▸ Required actions
(a) Please answer these from the passage on prescription drug use:
(i) Over the last 10 years, how did the percentage of Americans who took at least one prescription drug in the past month change?
(ii) What percentage of adults 60 or older used at least one prescription drug in the last month?
(iii) What share of children used at least one prescription drug in the last month?
(b) Continue the passage on prescription drug use from its last sentence.

▸ Exercise passage
==================================================
Welcome back! We’ve been away for a while from the blog with the Labor Day holiday but we’re back with startling new information about the amount of prescription drugs Americans take.
In my opinion, prescription medicines are the most overly used consumer product available in this country. Many times they are used for conditions that are incredibly responsive to dietary changes, exercise and supplement programs. Examples of these conditions includes type II diabetes, high cholesterol, depression and asthma. These also happen to be some of the biggest money makers for the drug companies.
New research points out just how drugged we are as a society. Over the last 10 years, the percentage of Americans who took at least one prescription drug in the past month increased from 44% to 48%, says a federal government study. That’s right. Almost half of the people in the United States reported taking at least one prescription drug in the last month. Half! That means that almost 150 million people used a pharmaceutical product to deal with a health condition.
Use of two or more drugs increased from 25% to 31%, and the use of five or more drugs increased from 6% to 11%, according to the analysis of data from the National Health and Nutrition Examination Survey (NHANES).
The numbers for people over 60 are even more frightening. The study found that 90% of adults 60 years old or older used at least one prescription drug in the last month. More than 76% used two or more prescription drugs and 37% used five or more.
One in five children used at least one prescription drug in the last month as well.
These numbers are astounding. Big Pharma would have you believe they are helping people be healthy by having them take their drugs. The truth is, however, someone is not truly healthy unless they aren’t taking any drugs. These drugs are toxic and have serious side effects. While some drugs are necessary and allow people to live longer lives, the vast majority are over prescribed and unnecessary.
==================================================
▸ Extracted information
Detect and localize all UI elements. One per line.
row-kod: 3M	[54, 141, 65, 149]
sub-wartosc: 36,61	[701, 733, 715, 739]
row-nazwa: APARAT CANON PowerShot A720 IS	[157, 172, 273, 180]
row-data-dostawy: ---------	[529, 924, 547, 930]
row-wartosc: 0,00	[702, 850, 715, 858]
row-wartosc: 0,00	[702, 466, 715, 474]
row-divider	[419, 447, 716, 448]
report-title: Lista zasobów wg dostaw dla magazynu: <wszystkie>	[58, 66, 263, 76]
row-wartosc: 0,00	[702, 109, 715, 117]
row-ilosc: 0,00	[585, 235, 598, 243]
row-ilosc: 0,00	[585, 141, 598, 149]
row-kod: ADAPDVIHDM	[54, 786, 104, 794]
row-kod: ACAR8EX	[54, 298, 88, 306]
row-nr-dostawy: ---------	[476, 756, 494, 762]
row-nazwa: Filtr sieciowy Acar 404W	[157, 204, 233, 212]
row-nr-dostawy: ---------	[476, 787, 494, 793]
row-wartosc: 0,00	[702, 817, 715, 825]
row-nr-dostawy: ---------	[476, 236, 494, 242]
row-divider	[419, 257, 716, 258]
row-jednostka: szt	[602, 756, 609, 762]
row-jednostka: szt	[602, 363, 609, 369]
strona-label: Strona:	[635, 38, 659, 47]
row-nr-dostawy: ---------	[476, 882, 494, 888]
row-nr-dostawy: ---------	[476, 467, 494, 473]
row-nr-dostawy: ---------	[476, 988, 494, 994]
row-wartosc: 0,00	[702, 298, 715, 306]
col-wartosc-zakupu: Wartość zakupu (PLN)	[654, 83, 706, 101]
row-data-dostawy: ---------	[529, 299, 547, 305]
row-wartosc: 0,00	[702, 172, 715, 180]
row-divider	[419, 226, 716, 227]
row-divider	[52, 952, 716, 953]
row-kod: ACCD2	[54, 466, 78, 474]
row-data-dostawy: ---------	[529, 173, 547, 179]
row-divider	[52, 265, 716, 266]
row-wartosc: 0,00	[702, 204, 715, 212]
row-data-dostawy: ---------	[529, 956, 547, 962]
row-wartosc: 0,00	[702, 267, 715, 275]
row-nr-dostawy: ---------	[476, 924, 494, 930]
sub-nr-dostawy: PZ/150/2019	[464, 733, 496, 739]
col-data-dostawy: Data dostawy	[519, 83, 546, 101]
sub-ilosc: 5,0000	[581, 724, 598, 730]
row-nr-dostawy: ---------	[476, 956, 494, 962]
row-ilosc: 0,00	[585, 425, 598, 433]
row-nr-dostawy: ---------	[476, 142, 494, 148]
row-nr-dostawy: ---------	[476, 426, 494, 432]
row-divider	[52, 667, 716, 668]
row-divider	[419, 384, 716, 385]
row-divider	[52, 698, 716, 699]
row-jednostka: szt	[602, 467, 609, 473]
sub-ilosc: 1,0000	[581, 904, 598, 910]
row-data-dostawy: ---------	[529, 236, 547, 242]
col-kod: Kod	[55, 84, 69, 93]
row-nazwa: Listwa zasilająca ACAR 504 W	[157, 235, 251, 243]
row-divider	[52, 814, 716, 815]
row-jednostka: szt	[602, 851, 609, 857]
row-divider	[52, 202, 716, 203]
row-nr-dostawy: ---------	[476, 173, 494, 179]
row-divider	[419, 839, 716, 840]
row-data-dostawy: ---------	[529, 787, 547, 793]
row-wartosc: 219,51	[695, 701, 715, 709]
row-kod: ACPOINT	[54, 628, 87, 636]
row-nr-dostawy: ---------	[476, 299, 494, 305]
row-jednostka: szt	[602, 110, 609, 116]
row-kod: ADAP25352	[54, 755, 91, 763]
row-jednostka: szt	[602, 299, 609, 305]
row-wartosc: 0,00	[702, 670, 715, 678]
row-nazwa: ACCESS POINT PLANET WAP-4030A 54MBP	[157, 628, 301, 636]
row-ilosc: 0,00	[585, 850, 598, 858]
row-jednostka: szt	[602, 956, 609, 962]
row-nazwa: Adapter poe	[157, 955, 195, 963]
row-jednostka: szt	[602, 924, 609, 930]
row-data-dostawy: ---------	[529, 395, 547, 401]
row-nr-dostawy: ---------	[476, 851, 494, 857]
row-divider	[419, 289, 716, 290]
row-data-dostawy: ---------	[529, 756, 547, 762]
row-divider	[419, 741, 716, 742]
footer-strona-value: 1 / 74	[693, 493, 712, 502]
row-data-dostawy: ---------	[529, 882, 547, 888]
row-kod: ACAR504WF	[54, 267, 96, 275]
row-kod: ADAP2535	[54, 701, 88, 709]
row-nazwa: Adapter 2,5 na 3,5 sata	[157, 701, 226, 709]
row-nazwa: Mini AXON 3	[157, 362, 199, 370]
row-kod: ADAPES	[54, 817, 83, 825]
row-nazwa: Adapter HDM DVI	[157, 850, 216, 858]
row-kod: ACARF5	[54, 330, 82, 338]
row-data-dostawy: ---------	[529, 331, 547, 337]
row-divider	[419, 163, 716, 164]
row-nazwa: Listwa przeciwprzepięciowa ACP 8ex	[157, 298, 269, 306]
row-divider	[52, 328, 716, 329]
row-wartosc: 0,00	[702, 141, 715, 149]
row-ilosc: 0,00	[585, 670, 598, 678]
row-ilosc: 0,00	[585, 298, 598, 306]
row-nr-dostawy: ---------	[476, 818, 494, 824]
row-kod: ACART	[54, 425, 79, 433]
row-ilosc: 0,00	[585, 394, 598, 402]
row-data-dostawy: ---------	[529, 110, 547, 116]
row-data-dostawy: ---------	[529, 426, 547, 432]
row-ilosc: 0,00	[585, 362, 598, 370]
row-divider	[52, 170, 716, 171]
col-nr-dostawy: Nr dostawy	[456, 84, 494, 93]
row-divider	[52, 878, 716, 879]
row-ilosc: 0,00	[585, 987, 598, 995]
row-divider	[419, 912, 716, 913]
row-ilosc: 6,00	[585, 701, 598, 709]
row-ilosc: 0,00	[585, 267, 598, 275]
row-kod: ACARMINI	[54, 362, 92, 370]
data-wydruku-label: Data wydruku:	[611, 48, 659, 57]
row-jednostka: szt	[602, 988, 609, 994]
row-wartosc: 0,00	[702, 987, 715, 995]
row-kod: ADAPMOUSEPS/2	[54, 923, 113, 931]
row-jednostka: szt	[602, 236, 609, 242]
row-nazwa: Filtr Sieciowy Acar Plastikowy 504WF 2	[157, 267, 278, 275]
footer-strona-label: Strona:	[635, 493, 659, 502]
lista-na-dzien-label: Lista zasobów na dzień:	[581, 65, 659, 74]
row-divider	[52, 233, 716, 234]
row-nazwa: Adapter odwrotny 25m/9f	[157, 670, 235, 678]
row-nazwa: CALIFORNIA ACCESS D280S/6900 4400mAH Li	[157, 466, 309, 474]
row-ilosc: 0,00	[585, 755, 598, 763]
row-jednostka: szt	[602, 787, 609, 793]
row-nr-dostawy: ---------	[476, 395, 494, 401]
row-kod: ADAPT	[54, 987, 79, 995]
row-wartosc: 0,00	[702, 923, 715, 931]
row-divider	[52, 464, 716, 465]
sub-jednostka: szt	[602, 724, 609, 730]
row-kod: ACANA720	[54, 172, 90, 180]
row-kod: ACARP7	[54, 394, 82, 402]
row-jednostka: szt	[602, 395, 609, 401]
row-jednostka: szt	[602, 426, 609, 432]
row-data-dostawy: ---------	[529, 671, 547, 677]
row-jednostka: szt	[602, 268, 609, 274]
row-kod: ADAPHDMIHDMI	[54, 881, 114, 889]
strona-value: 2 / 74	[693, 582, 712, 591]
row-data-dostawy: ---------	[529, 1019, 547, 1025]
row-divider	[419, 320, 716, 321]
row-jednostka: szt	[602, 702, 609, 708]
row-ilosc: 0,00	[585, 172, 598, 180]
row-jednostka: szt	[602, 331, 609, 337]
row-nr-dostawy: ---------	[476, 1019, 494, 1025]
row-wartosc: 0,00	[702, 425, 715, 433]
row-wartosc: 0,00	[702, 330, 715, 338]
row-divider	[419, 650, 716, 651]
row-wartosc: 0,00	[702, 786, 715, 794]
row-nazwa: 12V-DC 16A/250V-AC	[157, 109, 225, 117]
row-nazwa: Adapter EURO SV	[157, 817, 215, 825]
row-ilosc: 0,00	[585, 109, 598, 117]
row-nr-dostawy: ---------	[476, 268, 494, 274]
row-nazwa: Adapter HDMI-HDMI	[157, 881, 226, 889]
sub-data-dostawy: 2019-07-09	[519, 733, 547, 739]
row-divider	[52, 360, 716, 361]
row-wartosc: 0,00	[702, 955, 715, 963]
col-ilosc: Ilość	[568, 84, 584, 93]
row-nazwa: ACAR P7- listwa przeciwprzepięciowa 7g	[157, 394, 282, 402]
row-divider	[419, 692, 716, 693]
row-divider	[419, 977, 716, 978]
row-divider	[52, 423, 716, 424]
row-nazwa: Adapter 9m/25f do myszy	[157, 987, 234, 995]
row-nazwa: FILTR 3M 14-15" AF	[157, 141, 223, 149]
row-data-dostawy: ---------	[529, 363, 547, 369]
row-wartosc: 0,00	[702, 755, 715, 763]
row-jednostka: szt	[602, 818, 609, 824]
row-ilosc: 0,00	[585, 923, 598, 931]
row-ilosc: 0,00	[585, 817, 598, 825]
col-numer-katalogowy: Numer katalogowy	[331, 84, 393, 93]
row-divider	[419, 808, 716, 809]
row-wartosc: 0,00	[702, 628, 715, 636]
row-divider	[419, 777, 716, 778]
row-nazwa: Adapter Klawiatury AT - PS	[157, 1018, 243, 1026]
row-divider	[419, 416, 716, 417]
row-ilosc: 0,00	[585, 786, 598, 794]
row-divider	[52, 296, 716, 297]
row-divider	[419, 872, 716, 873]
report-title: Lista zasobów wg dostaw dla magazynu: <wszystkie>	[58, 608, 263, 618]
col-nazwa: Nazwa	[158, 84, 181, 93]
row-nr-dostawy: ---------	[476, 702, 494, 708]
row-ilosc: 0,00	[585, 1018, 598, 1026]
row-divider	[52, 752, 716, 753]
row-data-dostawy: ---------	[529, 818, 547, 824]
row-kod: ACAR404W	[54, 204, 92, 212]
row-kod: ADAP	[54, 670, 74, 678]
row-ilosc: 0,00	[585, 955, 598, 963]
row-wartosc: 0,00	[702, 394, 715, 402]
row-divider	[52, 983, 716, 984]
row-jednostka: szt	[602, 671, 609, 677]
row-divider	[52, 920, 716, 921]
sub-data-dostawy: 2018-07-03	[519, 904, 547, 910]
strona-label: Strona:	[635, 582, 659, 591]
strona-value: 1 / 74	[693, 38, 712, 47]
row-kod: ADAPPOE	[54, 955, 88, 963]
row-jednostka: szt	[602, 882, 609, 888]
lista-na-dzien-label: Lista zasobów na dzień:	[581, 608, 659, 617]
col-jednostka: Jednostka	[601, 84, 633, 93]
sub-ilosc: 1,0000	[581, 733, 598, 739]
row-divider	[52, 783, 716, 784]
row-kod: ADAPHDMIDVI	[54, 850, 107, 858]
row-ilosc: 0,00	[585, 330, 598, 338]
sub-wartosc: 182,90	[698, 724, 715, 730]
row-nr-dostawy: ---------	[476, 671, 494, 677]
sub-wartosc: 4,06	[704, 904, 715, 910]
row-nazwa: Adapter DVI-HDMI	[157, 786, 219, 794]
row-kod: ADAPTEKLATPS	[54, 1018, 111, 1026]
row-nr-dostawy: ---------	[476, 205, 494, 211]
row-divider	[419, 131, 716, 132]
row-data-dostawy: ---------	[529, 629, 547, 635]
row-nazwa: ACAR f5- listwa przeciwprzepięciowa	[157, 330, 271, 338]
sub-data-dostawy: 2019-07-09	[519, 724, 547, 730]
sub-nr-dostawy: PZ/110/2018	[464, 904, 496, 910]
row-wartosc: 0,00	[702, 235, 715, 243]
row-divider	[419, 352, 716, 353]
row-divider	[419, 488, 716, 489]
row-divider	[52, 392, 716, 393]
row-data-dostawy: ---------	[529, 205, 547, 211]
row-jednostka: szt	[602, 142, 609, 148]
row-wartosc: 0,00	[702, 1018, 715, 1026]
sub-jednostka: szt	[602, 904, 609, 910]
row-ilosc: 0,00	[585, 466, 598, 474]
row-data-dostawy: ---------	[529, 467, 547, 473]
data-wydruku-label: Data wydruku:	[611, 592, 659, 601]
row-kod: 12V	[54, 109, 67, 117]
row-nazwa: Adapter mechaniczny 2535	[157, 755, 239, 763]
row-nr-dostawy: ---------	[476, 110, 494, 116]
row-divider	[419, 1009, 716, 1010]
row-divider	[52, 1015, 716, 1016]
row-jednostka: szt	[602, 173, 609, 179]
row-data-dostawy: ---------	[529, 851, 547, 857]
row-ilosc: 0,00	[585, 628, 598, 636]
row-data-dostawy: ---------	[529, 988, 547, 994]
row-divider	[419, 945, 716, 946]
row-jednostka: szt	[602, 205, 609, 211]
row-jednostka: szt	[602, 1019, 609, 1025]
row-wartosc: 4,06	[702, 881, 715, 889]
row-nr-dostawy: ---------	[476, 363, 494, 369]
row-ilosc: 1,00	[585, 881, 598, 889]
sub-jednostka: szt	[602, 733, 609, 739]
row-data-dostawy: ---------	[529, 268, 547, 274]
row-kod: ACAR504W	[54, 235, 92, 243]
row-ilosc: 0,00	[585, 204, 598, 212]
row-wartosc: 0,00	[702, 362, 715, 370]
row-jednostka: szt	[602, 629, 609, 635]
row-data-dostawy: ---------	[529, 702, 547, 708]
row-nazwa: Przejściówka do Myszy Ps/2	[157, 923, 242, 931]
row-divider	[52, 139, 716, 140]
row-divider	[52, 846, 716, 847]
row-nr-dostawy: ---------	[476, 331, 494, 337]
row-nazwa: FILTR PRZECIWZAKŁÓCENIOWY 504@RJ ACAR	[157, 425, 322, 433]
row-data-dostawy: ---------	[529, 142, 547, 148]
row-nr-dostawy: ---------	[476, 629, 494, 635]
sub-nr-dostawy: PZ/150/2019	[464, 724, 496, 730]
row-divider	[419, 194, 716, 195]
==================================================
▸ Answers for this exercise
(a)
(i) It increased from 44% to 48%.
(ii) 90%.
(iii) One in five.

(b)
Not surprisingly, spending for prescription medications has sky rocketed. Since 1999, spending has more than doubled. In 2008, spending in the US for medications topped $234.1 billion. Access to health insurance increased the risk (yes, risk) of taking a prescription medication. While I think it’s noble to try and get everyone fair access to health insurance, it is not going to make us healthier. It will only guarantee that more people take more medication.
These numbers are disturbing but the trend is going to continue as long as people continue to insist that drugs are the only way to treat disease and people continue to disregard their responsibility for their health.
The research is clear. One of the largest problems with our health care system is the cost. The research is also clear that one of the largest contributors to that cost is the dangerous side effects and interactions from drugs that were taken as prescribed. If half of all Americans are taking prescription medication from one month to the next and medications that are taken properly significantly increase health costs in this country, shouldn’t we be trying to get Americans off prescription medication?
In order to make health care more affordable we need to get people to be healthier. That includes getting them to exercise, watch their diet and take supplements that have shown to be effective with very low (if any) side effect. It does not include getting more people on more drugs. To me this is not a hard concept. The research reflects what I am saying. It just needs to be implemented.